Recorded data
--------------------------------
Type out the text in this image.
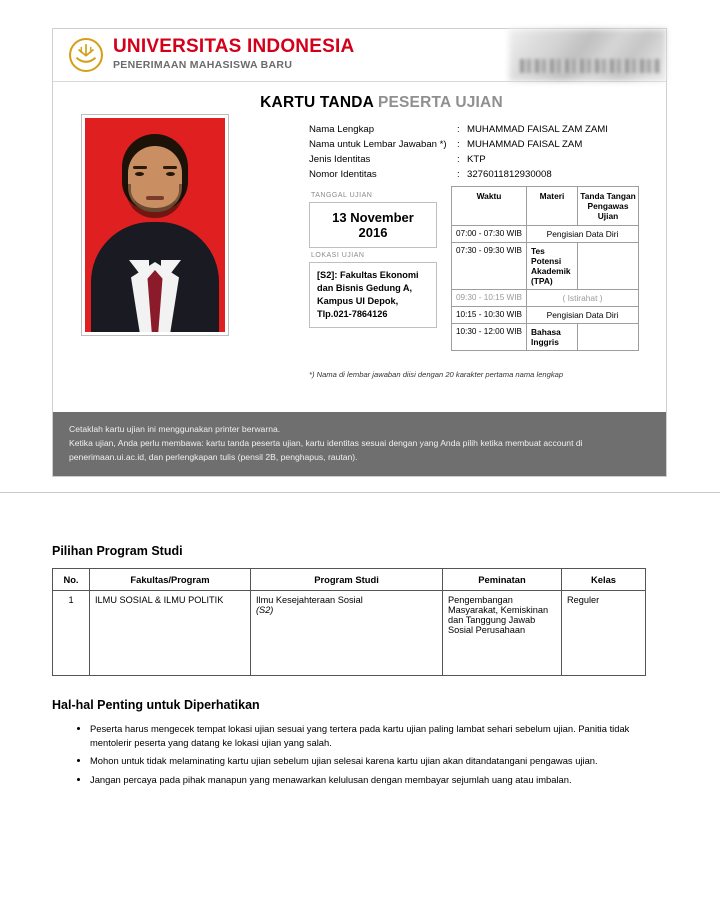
UNIVERSITAS INDONESIA
PENERIMAAN MAHASISWA BARU
KARTU TANDA PESERTA UJIAN
Nama Lengkap	: MUHAMMAD FAISAL ZAM ZAMI
Nama untuk Lembar Jawaban *)	: MUHAMMAD FAISAL ZAM
Jenis Identitas	: KTP
Nomor Identitas	: 3276011812930008
TANGGAL UJIAN
13 November 2016
LOKASI UJIAN
[S2]: Fakultas Ekonomi dan Bisnis Gedung A, Kampus UI Depok, Tlp.021-7864126
Waktu	Materi	Tanda Tangan Pengawas Ujian
07:00 - 07:30 WIB	Pengisian Data Diri	
07:30 - 09:30 WIB	Tes Potensi Akademik (TPA)	
09:30 - 10:15 WIB	( Istirahat )	
10:15 - 10:30 WIB	Pengisian Data Diri	
10:30 - 12:00 WIB	Bahasa Inggris	
*) Nama di lembar jawaban diisi dengan 20 karakter pertama nama lengkap
Cetaklah kartu ujian ini menggunakan printer berwarna.
Ketika ujian, Anda perlu membawa: kartu tanda peserta ujian, kartu identitas sesuai dengan yang Anda pilih ketika membuat account di
penerimaan.ui.ac.id, dan perlengkapan tulis (pensil 2B, penghapus, rautan).
Pilihan Program Studi
No.	Fakultas/Program	Program Studi	Peminatan	Kelas
1	ILMU SOSIAL & ILMU POLITIK	Ilmu Kesejahteraan Sosial
(S2)	Pengembangan Masyarakat, Kemiskinan dan Tanggung Jawab Sosial Perusahaan	Reguler
Hal-hal Penting untuk Diperhatikan
• Peserta harus mengecek tempat lokasi ujian sesuai yang tertera pada kartu ujian paling lambat sehari sebelum ujian. Panitia tidak mentolerir peserta yang datang ke lokasi ujian yang salah.
• Mohon untuk tidak melaminating kartu ujian sebelum ujian selesai karena kartu ujian akan ditandatangani pengawas ujian.
• Jangan percaya pada pihak manapun yang menawarkan kelulusan dengan membayar sejumlah uang atau imbalan.
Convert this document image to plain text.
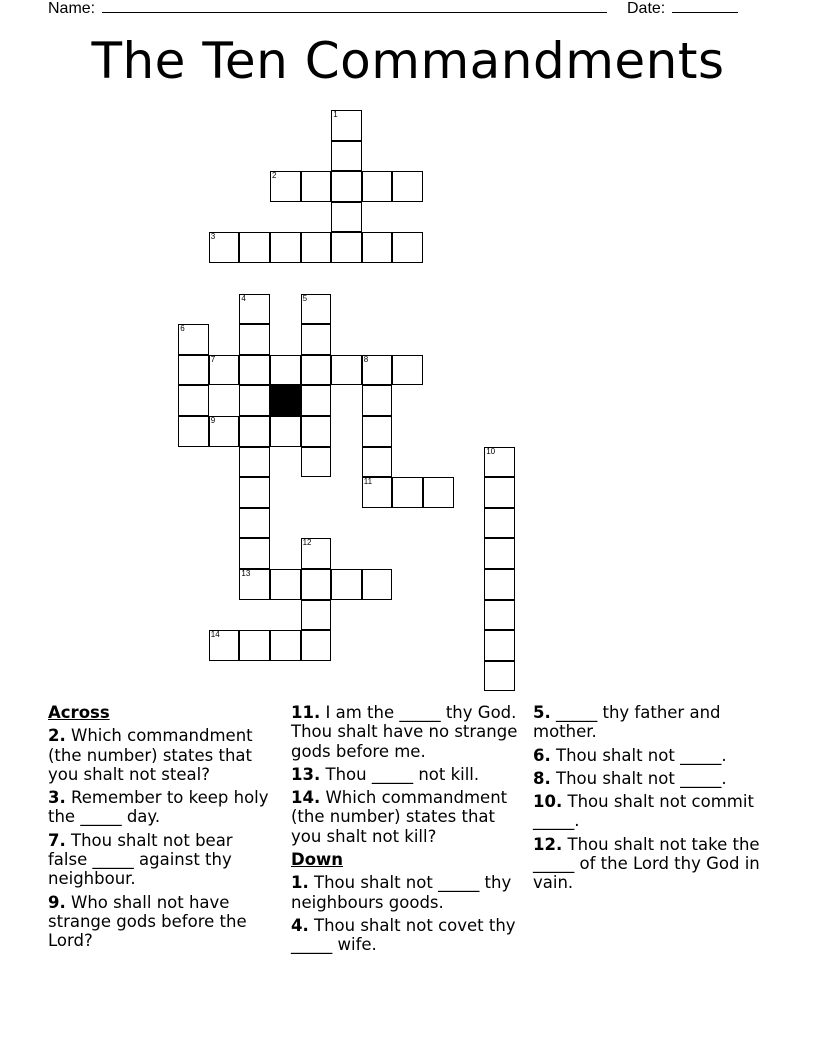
Name:	Date:
The Ten Commandments
1
2
3
4	5
6
7	8
9
10
11
12
13
14
Across
2. Which commandment (the number) states that you shalt not steal?
3. Remember to keep holy the _____ day.
7. Thou shalt not bear false _____ against thy neighbour.
9. Who shall not have strange gods before the Lord?
11. I am the _____ thy God. Thou shalt have no strange gods before me.
13. Thou _____ not kill.
14. Which commandment (the number) states that you shalt not kill?
Down
1. Thou shalt not _____ thy neighbours goods.
4. Thou shalt not covet thy _____ wife.
5. _____ thy father and mother.
6. Thou shalt not _____.
8. Thou shalt not _____.
10. Thou shalt not commit _____.
12. Thou shalt not take the _____ of the Lord thy God in vain.
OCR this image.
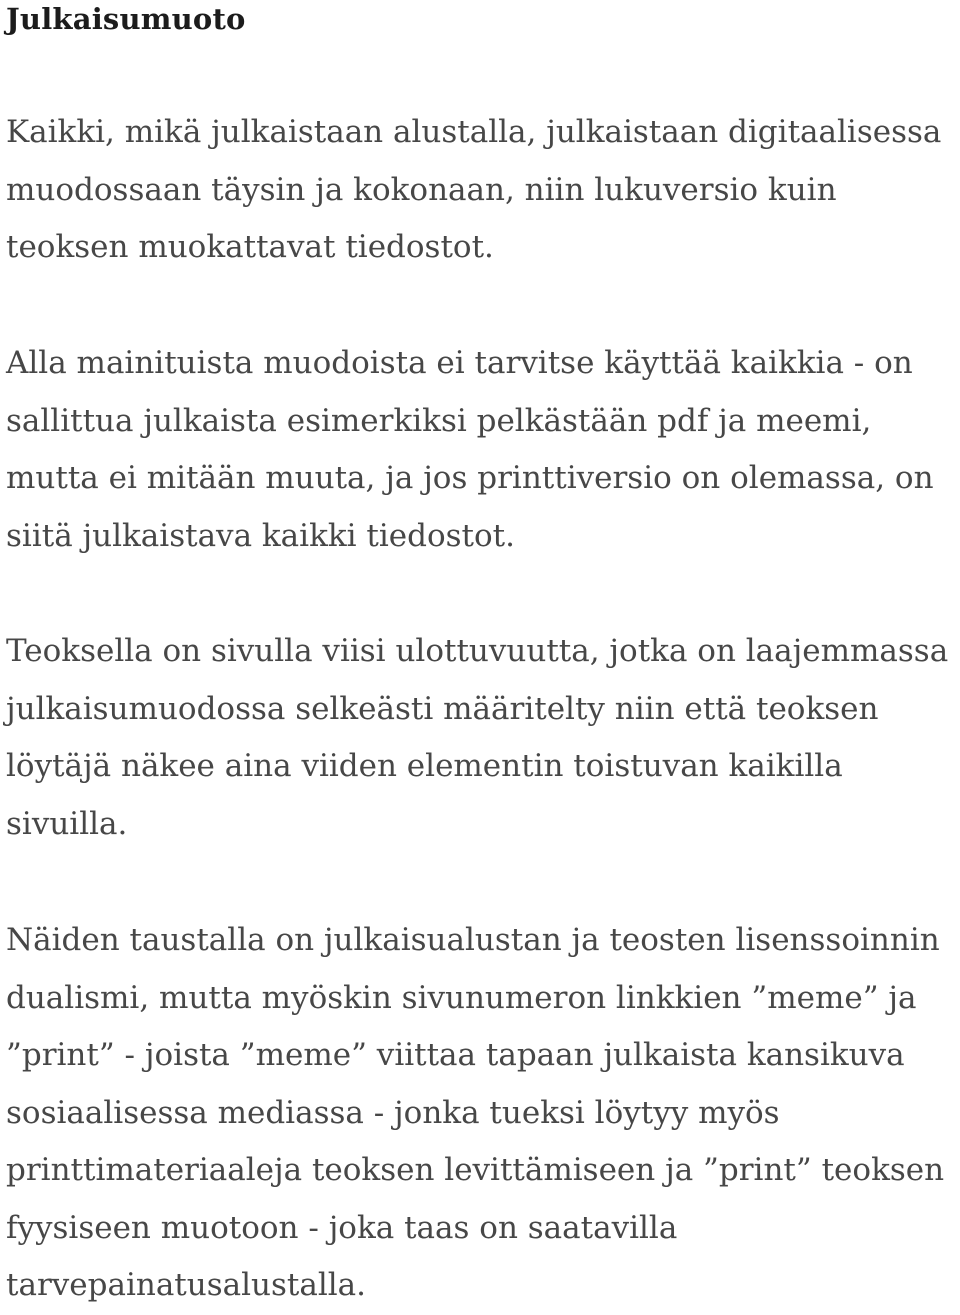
Julkaisumuoto

Kaikki, mikä julkaistaan alustalla, julkaistaan digitaalisessa
muodossaan täysin ja kokonaan, niin lukuversio kuin
teoksen muokattavat tiedostot.

Alla mainituista muodoista ei tarvitse käyttää kaikkia - on
sallittua julkaista esimerkiksi pelkästään pdf ja meemi,
mutta ei mitään muuta, ja jos printtiversio on olemassa, on
siitä julkaistava kaikki tiedostot.

Teoksella on sivulla viisi ulottuvuutta, jotka on laajemmassa
julkaisumuodossa selkeästi määritelty niin että teoksen
löytäjä näkee aina viiden elementin toistuvan kaikilla
sivuilla.

Näiden taustalla on julkaisualustan ja teosten lisenssoinnin
dualismi, mutta myöskin sivunumeron linkkien ”meme” ja
”print” - joista ”meme” viittaa tapaan julkaista kansikuva
sosiaalisessa mediassa - jonka tueksi löytyy myös
printtimateriaaleja teoksen levittämiseen ja ”print” teoksen
fyysiseen muotoon - joka taas on saatavilla
tarvepainatusalustalla.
--------------------------------
• [TASK DIRECTIONS] Transcribe the whole listing, character for character, but not its images.

• [WRITTEN SOLUTION]
Type out the text in this image.
UNIVERSITAS INDONESIA
PENERIMAAN MAHASISWA BARU
KARTU TANDA PESERTA UJIAN
Nama Lengkap	: MUHAMMAD FAISAL ZAM ZAMI
Nama untuk Lembar Jawaban *)	: MUHAMMAD FAISAL ZAM
Jenis Identitas	: KTP
Nomor Identitas	: 3276011812930008
TANGGAL UJIAN
13 November 2016
LOKASI UJIAN
[S2]: Fakultas Ekonomi dan Bisnis Gedung A, Kampus UI Depok, Tlp.021-7864126
Waktu	Materi	Tanda Tangan Pengawas Ujian
07:00 - 07:30 WIB	Pengisian Data Diri	
07:30 - 09:30 WIB	Tes Potensi Akademik (TPA)	
09:30 - 10:15 WIB	( Istirahat )	
10:15 - 10:30 WIB	Pengisian Data Diri	
10:30 - 12:00 WIB	Bahasa Inggris	
*) Nama di lembar jawaban diisi dengan 20 karakter pertama nama lengkap
Cetaklah kartu ujian ini menggunakan printer berwarna.
Ketika ujian, Anda perlu membawa: kartu tanda peserta ujian, kartu identitas sesuai dengan yang Anda pilih ketika membuat account di
penerimaan.ui.ac.id, dan perlengkapan tulis (pensil 2B, penghapus, rautan).
Pilihan Program Studi
No.	Fakultas/Program	Program Studi	Peminatan	Kelas
1	ILMU SOSIAL & ILMU POLITIK	Ilmu Kesejahteraan Sosial
(S2)	Pengembangan Masyarakat, Kemiskinan dan Tanggung Jawab Sosial Perusahaan	Reguler
Hal-hal Penting untuk Diperhatikan
• Peserta harus mengecek tempat lokasi ujian sesuai yang tertera pada kartu ujian paling lambat sehari sebelum ujian. Panitia tidak mentolerir peserta yang datang ke lokasi ujian yang salah.
• Mohon untuk tidak melaminating kartu ujian sebelum ujian selesai karena kartu ujian akan ditandatangani pengawas ujian.
• Jangan percaya pada pihak manapun yang menawarkan kelulusan dengan membayar sejumlah uang atau imbalan.
Convert this document image to plain text.
Name:	Date:
The Ten Commandments
1
2
3
4	5
6
7	8
9
10
11
12
13
14
Across
2. Which commandment (the number) states that you shalt not steal?
3. Remember to keep holy the _____ day.
7. Thou shalt not bear false _____ against thy neighbour.
9. Who shall not have strange gods before the Lord?
11. I am the _____ thy God. Thou shalt have no strange gods before me.
13. Thou _____ not kill.
14. Which commandment (the number) states that you shalt not kill?
Down
1. Thou shalt not _____ thy neighbours goods.
4. Thou shalt not covet thy _____ wife.
5. _____ thy father and mother.
6. Thou shalt not _____.
8. Thou shalt not _____.
10. Thou shalt not commit _____.
12. Thou shalt not take the _____ of the Lord thy God in vain.
OCR this image.
Julkaisumuoto

Kaikki, mikä julkaistaan alustalla, julkaistaan digitaalisessa
muodossaan täysin ja kokonaan, niin lukuversio kuin
teoksen muokattavat tiedostot.

Alla mainituista muodoista ei tarvitse käyttää kaikkia - on
sallittua julkaista esimerkiksi pelkästään pdf ja meemi,
mutta ei mitään muuta, ja jos printtiversio on olemassa, on
siitä julkaistava kaikki tiedostot.

Teoksella on sivulla viisi ulottuvuutta, jotka on laajemmassa
julkaisumuodossa selkeästi määritelty niin että teoksen
löytäjä näkee aina viiden elementin toistuvan kaikilla
sivuilla.

Näiden taustalla on julkaisualustan ja teosten lisenssoinnin
dualismi, mutta myöskin sivunumeron linkkien ”meme” ja
”print” - joista ”meme” viittaa tapaan julkaista kansikuva
sosiaalisessa mediassa - jonka tueksi löytyy myös
printtimateriaaleja teoksen levittämiseen ja ”print” teoksen
fyysiseen muotoon - joka taas on saatavilla
tarvepainatusalustalla.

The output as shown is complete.